======== Rows

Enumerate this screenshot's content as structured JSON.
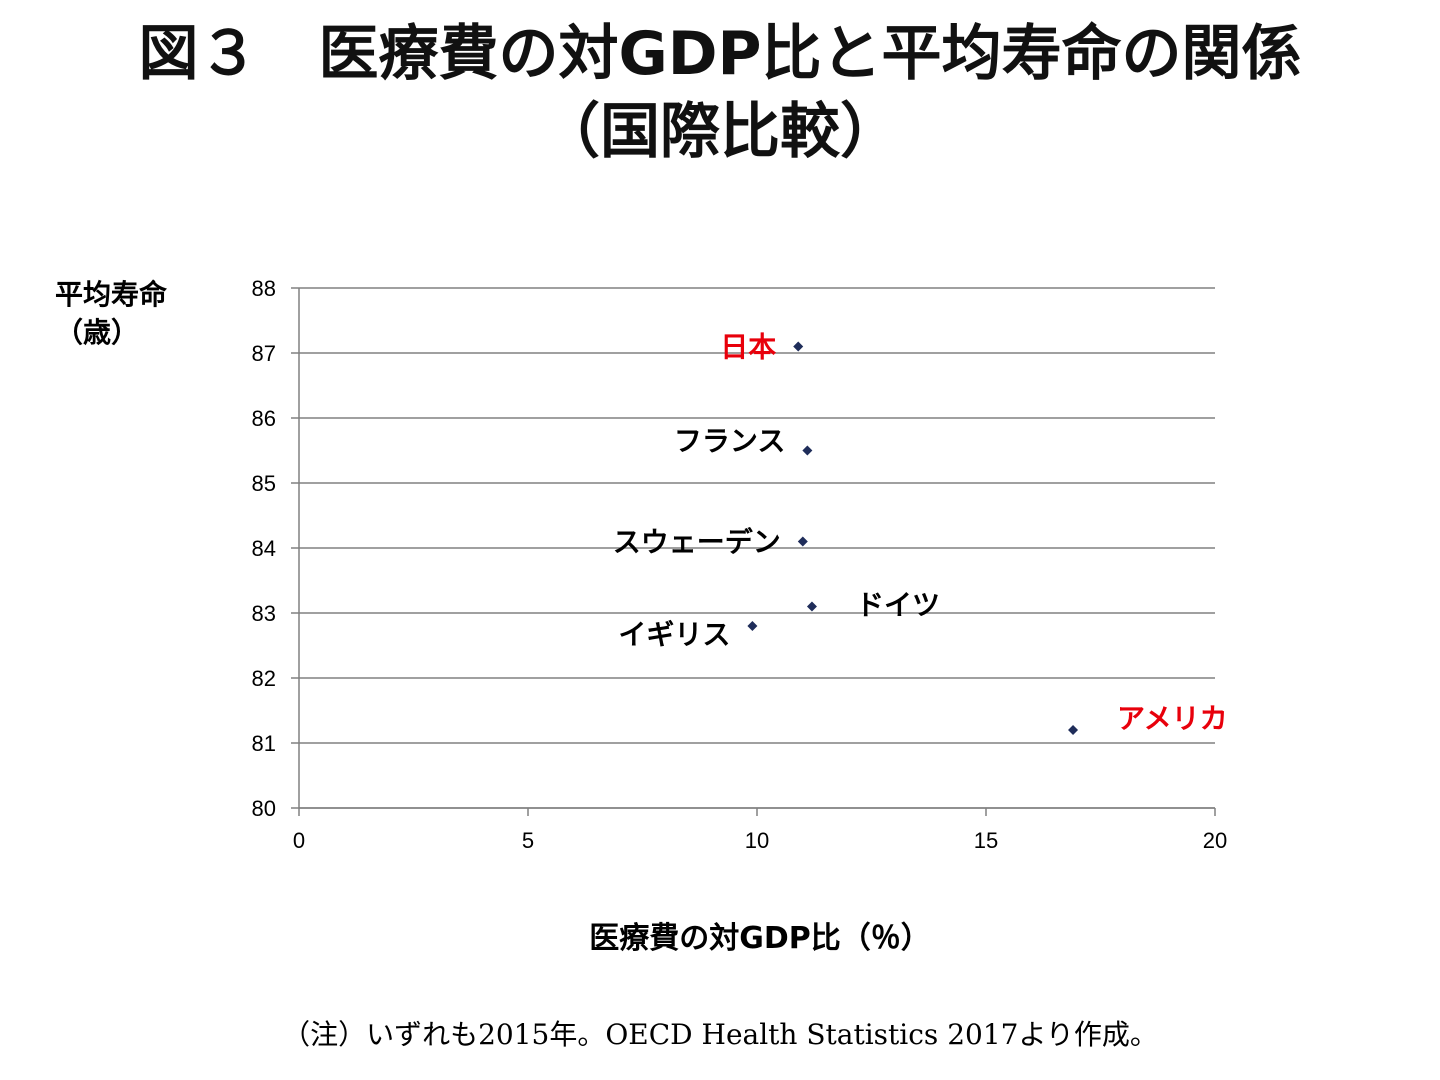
{
  "title": {
    "line1": "図３　医療費の対GDP比と平均寿命の関係",
    "line2": "（国際比較）"
  },
  "note": "（注）いずれも2015年。OECD Health Statistics 2017より作成。",
  "colors": {
    "highlight": "#e8000b",
    "normal": "#000000",
    "marker": "#1f2d5a",
    "grid": "#808080"
  },
  "chart_data": {
    "type": "scatter",
    "xlabel": "医療費の対GDP比（％）",
    "ylabel": [
      "平均寿命",
      "（歳）"
    ],
    "xlim": [
      0,
      20
    ],
    "ylim": [
      80,
      88
    ],
    "xticks": [
      0,
      5,
      10,
      15,
      20
    ],
    "yticks": [
      80,
      81,
      82,
      83,
      84,
      85,
      86,
      87,
      88
    ],
    "grid": "horizontal",
    "points": [
      {
        "label": "日本",
        "x": 10.9,
        "y": 87.1,
        "highlight": true,
        "label_side": "left"
      },
      {
        "label": "フランス",
        "x": 11.1,
        "y": 85.5,
        "highlight": false,
        "label_side": "left"
      },
      {
        "label": "スウェーデン",
        "x": 11.0,
        "y": 84.1,
        "highlight": false,
        "label_side": "left"
      },
      {
        "label": "ドイツ",
        "x": 11.2,
        "y": 83.1,
        "highlight": false,
        "label_side": "right"
      },
      {
        "label": "イギリス",
        "x": 9.9,
        "y": 82.8,
        "highlight": false,
        "label_side": "left"
      },
      {
        "label": "アメリカ",
        "x": 16.9,
        "y": 81.2,
        "highlight": true,
        "label_side": "right"
      }
    ]
  }
}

================

### Prompt
Transcribe each line above verbatim, with the pictures left out.

### Exercise result
Enumerate this screenshot's content as structured JSON.
{
  "title": {
    "line1": "図３　医療費の対GDP比と平均寿命の関係",
    "line2": "（国際比較）"
  },
  "note": "（注）いずれも2015年。OECD Health Statistics 2017より作成。",
  "colors": {
    "highlight": "#e8000b",
    "normal": "#000000",
    "marker": "#1f2d5a",
    "grid": "#808080"
  },
  "chart_data": {
    "type": "scatter",
    "xlabel": "医療費の対GDP比（％）",
    "ylabel": [
      "平均寿命",
      "（歳）"
    ],
    "xlim": [
      0,
      20
    ],
    "ylim": [
      80,
      88
    ],
    "xticks": [
      0,
      5,
      10,
      15,
      20
    ],
    "yticks": [
      80,
      81,
      82,
      83,
      84,
      85,
      86,
      87,
      88
    ],
    "grid": "horizontal",
    "points": [
      {
        "label": "日本",
        "x": 10.9,
        "y": 87.1,
        "highlight": true,
        "label_side": "left"
      },
      {
        "label": "フランス",
        "x": 11.1,
        "y": 85.5,
        "highlight": false,
        "label_side": "left"
      },
      {
        "label": "スウェーデン",
        "x": 11.0,
        "y": 84.1,
        "highlight": false,
        "label_side": "left"
      },
      {
        "label": "ドイツ",
        "x": 11.2,
        "y": 83.1,
        "highlight": false,
        "label_side": "right"
      },
      {
        "label": "イギリス",
        "x": 9.9,
        "y": 82.8,
        "highlight": false,
        "label_side": "left"
      },
      {
        "label": "アメリカ",
        "x": 16.9,
        "y": 81.2,
        "highlight": true,
        "label_side": "right"
      }
    ]
  }
}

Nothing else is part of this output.